■ AIM ■
For the listing below, give the count of lines containing the string "euro" and nothing else.

■ Records that describe figures ■
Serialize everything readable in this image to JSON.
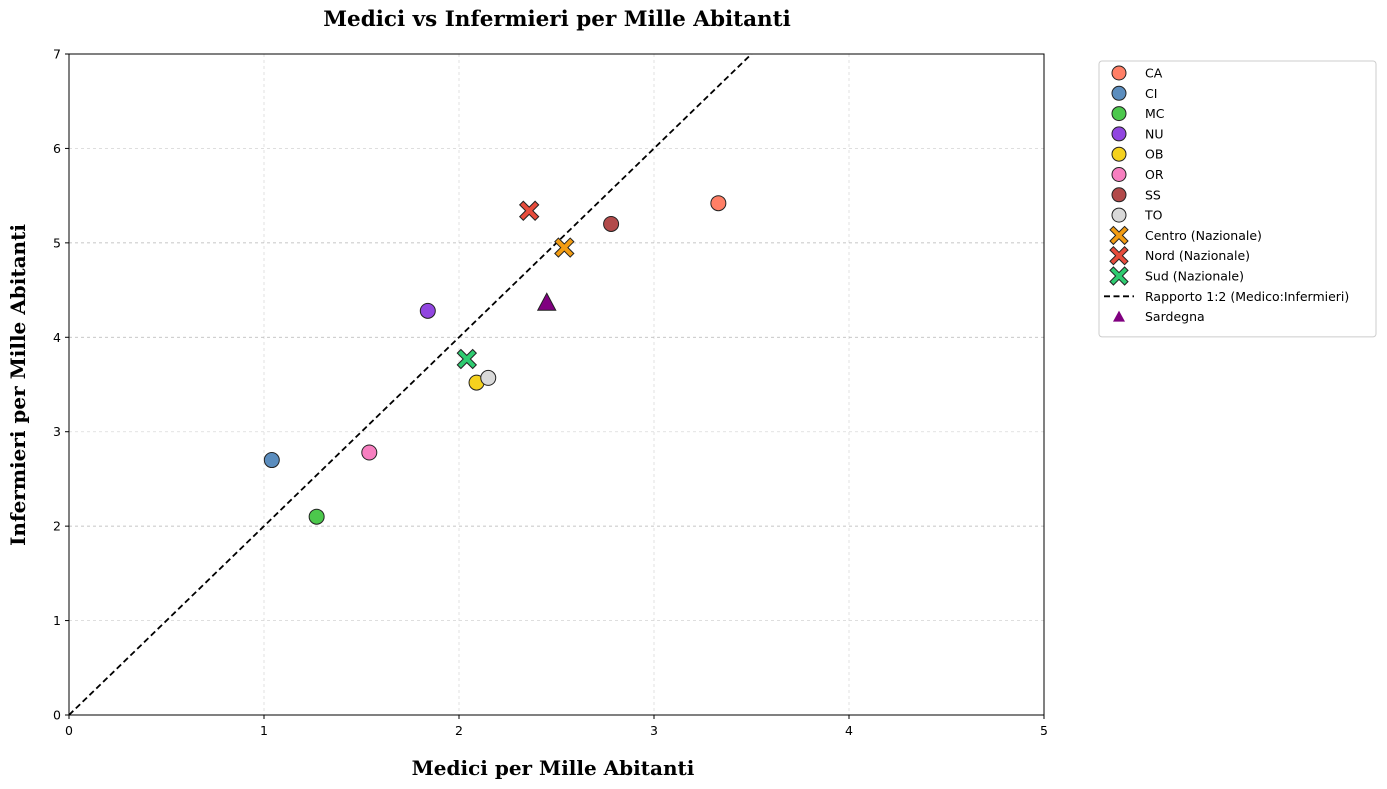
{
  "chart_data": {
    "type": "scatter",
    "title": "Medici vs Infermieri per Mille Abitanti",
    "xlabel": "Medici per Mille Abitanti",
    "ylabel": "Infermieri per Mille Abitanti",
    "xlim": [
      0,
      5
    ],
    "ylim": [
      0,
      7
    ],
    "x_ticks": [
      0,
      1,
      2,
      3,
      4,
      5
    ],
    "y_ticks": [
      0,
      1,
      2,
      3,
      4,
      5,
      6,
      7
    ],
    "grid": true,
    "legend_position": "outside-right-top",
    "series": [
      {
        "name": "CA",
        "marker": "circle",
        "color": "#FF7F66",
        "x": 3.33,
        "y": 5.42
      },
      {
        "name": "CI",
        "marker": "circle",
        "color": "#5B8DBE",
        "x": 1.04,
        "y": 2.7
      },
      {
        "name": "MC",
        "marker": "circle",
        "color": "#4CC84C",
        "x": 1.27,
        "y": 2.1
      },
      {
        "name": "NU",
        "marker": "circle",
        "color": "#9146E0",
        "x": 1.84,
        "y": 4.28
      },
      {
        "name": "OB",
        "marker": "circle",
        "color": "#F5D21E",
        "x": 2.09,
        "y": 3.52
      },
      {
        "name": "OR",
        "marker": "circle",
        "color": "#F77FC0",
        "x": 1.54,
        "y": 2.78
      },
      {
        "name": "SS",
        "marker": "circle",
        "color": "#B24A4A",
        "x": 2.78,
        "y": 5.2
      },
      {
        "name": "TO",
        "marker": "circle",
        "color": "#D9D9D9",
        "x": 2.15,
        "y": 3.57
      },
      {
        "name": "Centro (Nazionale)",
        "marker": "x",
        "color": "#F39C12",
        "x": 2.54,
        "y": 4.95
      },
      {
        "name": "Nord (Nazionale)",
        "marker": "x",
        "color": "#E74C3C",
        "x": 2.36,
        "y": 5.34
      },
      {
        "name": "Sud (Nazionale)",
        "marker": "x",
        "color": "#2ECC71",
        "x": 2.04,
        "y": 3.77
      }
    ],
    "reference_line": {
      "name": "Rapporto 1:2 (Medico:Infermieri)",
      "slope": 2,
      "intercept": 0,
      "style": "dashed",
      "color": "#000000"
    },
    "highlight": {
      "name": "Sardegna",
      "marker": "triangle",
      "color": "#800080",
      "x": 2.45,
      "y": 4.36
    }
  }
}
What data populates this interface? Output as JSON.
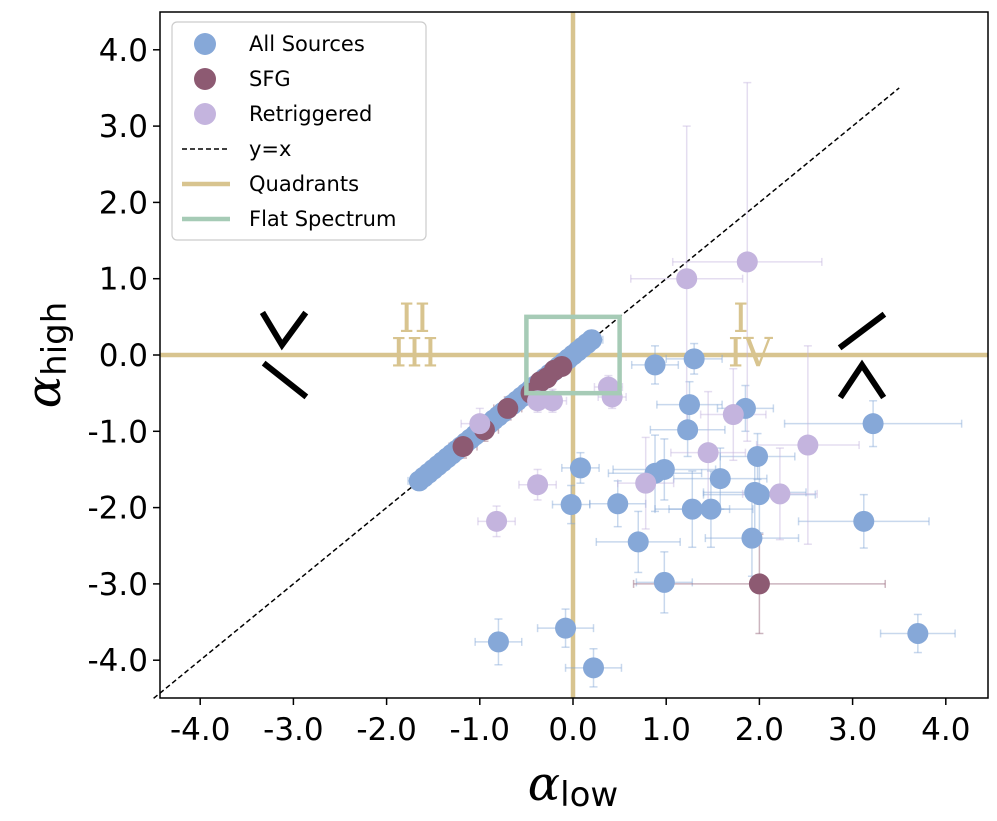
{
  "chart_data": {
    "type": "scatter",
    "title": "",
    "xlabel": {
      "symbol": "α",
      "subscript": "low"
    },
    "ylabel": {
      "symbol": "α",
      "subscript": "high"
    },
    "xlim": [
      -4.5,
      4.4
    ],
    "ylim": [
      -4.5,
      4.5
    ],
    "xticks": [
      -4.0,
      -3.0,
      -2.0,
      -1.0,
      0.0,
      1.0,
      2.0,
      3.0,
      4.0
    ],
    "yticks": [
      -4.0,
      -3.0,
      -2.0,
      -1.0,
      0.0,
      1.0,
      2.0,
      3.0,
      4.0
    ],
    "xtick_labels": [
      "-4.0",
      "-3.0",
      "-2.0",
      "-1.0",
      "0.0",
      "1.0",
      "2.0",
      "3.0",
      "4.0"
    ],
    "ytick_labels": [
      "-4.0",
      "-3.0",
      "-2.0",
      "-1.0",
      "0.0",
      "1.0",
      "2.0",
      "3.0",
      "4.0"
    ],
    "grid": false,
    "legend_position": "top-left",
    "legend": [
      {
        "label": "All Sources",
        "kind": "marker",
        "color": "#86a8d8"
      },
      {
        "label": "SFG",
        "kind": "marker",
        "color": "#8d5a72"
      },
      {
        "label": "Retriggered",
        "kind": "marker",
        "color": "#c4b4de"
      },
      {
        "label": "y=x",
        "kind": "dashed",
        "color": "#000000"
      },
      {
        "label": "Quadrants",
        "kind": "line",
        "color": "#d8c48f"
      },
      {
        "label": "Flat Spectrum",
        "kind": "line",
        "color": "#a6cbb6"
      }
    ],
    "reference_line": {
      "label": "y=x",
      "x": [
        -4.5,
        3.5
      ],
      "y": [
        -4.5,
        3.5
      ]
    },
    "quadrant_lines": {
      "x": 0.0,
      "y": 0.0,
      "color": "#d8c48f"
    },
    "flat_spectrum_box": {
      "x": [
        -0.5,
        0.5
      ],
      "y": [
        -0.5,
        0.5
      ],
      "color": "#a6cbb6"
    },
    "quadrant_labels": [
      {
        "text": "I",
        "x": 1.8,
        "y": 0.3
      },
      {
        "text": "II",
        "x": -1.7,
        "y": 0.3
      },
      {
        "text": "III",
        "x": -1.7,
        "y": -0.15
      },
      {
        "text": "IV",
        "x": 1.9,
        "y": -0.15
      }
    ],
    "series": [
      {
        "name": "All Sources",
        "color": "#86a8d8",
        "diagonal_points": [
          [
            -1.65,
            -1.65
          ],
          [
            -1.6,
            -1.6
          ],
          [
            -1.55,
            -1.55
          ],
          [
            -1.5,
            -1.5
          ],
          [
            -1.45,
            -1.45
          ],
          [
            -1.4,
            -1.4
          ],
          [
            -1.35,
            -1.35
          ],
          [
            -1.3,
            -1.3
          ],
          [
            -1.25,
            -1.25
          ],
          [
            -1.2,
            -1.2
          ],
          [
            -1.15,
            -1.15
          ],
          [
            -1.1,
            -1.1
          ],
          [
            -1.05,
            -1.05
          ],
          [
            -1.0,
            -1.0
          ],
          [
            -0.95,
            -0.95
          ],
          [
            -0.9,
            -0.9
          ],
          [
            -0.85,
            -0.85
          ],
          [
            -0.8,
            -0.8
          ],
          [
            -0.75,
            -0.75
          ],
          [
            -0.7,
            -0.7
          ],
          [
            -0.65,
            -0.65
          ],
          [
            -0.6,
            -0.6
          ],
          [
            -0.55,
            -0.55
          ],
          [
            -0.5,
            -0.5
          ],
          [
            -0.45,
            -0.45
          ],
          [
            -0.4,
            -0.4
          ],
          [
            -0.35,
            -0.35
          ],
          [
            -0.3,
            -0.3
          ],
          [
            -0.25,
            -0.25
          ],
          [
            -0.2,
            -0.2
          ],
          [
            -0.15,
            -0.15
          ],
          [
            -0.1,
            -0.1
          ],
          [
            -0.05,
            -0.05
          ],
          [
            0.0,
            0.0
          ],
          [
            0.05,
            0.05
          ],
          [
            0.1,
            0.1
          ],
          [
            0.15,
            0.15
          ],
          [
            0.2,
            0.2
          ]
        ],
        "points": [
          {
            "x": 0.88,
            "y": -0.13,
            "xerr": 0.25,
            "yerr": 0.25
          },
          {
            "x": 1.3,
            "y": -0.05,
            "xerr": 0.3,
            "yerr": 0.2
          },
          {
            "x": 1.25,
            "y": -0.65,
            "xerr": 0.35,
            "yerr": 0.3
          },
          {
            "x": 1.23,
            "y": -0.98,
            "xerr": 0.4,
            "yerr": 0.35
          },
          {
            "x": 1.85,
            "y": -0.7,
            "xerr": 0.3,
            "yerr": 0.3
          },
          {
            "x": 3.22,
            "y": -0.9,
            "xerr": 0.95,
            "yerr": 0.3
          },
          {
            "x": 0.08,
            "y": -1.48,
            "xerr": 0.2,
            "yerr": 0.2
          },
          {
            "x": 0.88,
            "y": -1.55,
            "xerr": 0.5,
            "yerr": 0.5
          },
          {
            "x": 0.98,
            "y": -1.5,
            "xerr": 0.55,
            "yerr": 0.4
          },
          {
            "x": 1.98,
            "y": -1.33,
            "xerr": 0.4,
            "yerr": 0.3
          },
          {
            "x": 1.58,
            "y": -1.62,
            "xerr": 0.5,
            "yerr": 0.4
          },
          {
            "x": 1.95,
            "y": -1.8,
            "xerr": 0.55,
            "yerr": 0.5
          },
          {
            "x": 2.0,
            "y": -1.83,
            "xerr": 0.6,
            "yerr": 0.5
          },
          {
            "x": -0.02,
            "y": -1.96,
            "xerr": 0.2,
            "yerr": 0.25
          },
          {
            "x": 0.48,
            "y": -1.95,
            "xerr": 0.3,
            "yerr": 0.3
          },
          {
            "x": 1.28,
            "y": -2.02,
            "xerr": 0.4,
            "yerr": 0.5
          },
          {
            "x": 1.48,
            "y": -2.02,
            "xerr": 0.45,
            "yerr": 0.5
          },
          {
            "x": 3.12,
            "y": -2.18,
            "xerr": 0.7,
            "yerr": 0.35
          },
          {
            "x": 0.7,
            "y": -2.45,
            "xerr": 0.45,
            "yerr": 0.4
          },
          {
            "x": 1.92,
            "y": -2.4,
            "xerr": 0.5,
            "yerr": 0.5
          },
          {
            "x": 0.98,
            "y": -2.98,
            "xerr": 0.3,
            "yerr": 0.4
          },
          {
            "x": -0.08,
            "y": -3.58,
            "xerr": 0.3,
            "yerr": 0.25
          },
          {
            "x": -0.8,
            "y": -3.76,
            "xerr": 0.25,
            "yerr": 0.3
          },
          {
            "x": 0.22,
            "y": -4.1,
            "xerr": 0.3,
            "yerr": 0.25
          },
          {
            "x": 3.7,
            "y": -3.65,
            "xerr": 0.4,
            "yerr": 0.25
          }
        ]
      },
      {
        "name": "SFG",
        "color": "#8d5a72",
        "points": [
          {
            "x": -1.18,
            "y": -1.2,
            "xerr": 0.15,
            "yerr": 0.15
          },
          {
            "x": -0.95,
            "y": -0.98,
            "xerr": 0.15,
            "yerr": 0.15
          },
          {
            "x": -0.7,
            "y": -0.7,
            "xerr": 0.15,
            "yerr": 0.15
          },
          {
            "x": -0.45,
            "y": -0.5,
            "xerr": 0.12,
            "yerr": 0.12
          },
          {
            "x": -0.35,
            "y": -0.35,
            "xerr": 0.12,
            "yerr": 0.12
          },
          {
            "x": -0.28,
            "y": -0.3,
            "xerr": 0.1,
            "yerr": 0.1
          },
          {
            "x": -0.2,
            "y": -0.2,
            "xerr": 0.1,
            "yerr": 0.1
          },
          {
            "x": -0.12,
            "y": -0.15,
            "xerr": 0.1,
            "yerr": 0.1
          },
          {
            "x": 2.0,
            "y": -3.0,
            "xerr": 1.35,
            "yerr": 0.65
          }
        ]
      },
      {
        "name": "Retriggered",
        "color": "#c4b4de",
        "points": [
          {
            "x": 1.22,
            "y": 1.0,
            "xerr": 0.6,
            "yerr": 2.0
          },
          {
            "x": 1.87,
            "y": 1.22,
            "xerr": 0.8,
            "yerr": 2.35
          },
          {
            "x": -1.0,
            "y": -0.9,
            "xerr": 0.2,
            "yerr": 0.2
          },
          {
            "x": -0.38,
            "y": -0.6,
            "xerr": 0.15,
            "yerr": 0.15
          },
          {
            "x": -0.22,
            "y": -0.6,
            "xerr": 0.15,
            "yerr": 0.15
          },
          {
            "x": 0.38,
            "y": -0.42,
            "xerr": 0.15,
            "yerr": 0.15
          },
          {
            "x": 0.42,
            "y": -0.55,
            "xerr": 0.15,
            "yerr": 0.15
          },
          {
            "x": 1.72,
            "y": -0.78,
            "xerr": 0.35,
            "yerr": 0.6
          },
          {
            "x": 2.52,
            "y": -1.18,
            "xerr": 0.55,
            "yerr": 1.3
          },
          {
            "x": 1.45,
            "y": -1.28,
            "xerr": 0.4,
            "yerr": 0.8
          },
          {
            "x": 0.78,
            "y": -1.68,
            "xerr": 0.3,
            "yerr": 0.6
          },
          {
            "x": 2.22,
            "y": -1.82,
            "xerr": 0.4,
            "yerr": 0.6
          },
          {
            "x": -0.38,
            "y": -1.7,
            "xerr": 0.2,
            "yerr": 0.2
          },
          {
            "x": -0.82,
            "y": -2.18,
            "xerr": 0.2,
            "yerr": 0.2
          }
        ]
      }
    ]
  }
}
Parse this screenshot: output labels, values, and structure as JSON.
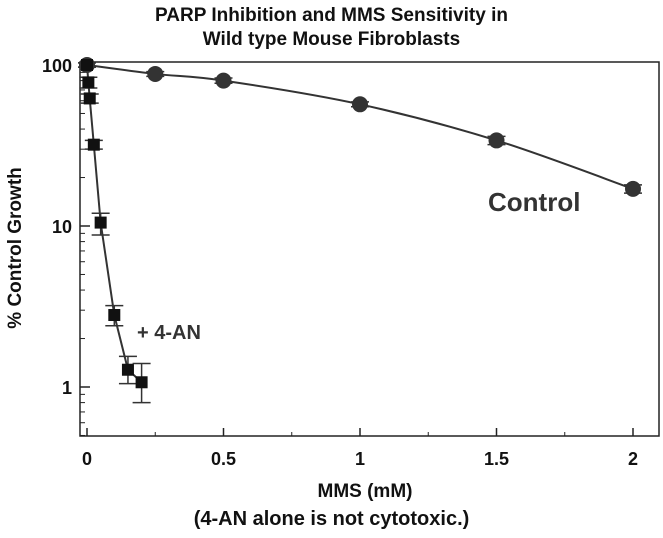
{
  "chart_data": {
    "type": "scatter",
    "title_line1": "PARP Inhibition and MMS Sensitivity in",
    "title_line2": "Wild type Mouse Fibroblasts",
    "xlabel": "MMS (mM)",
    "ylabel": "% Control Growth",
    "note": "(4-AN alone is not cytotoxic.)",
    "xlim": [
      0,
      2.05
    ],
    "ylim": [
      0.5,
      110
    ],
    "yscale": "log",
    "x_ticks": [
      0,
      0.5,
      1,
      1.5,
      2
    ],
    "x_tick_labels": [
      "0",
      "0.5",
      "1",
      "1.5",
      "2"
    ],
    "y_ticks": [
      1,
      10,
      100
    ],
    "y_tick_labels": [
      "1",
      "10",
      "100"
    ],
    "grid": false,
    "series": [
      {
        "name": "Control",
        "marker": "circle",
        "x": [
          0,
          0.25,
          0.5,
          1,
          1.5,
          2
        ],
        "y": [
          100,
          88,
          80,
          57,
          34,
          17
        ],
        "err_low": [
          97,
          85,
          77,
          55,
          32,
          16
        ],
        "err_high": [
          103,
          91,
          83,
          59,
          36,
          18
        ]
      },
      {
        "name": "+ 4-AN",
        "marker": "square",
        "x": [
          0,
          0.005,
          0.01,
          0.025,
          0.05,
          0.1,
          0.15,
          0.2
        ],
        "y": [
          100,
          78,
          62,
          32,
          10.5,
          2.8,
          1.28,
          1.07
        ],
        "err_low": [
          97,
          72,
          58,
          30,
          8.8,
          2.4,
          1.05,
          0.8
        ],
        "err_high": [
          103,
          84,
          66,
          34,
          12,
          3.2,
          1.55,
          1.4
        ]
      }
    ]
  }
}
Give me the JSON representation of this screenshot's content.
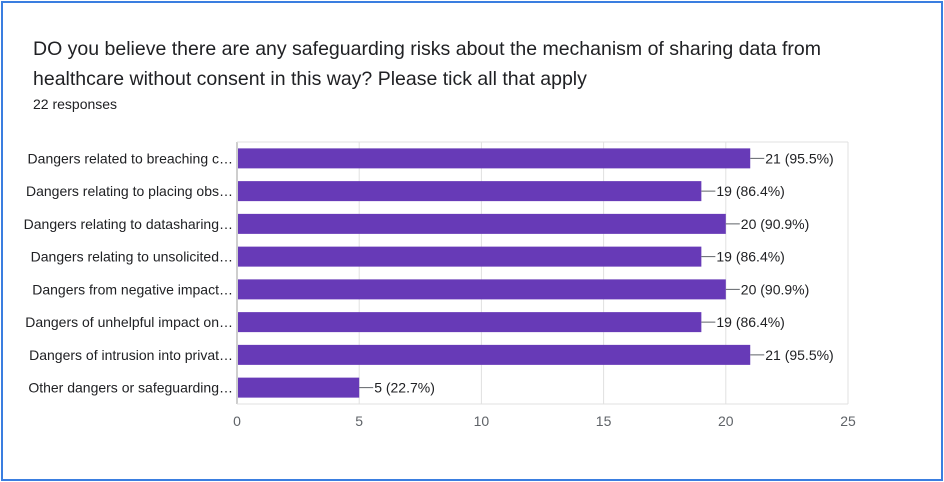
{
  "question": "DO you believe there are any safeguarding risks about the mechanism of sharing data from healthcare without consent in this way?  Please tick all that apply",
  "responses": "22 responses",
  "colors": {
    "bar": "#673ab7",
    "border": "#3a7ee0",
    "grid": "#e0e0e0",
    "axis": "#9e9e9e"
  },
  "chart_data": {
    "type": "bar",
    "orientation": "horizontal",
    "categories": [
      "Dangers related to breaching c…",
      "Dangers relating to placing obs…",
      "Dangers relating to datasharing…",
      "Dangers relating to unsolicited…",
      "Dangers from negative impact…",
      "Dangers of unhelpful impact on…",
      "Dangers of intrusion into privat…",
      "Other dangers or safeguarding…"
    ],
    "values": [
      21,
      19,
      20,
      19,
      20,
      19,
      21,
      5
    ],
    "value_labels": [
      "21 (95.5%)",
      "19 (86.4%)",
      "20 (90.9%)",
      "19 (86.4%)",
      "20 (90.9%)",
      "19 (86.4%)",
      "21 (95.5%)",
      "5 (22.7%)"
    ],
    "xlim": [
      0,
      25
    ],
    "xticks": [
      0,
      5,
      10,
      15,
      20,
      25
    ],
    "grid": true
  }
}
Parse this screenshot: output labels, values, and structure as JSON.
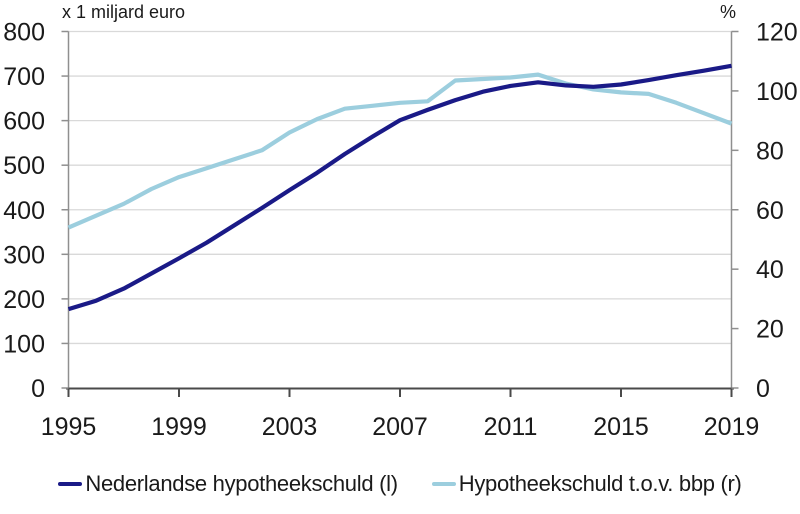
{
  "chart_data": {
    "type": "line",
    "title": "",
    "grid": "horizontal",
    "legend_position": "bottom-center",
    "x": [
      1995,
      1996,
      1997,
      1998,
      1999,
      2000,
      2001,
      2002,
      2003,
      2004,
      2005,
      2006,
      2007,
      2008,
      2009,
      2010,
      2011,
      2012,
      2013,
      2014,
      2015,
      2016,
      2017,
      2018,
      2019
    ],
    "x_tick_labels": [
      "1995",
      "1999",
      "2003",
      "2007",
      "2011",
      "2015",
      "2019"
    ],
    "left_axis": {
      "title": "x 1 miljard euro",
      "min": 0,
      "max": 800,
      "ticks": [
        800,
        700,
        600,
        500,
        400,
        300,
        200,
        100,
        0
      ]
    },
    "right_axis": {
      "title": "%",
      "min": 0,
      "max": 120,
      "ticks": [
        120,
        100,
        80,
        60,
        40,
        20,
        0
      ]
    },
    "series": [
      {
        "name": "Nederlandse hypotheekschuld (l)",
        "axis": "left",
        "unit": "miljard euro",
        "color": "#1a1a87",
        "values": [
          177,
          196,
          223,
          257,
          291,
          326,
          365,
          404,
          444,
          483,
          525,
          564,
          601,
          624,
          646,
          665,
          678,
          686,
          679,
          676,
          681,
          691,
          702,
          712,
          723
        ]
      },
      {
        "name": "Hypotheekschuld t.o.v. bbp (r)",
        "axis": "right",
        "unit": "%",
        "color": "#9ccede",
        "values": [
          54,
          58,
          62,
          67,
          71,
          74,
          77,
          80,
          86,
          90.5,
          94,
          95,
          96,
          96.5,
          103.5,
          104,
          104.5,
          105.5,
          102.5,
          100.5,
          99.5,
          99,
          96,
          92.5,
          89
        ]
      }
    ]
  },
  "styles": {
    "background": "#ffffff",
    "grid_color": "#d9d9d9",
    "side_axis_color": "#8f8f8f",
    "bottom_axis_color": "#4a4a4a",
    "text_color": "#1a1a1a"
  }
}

■ PROBLEM SOLUTION ■
2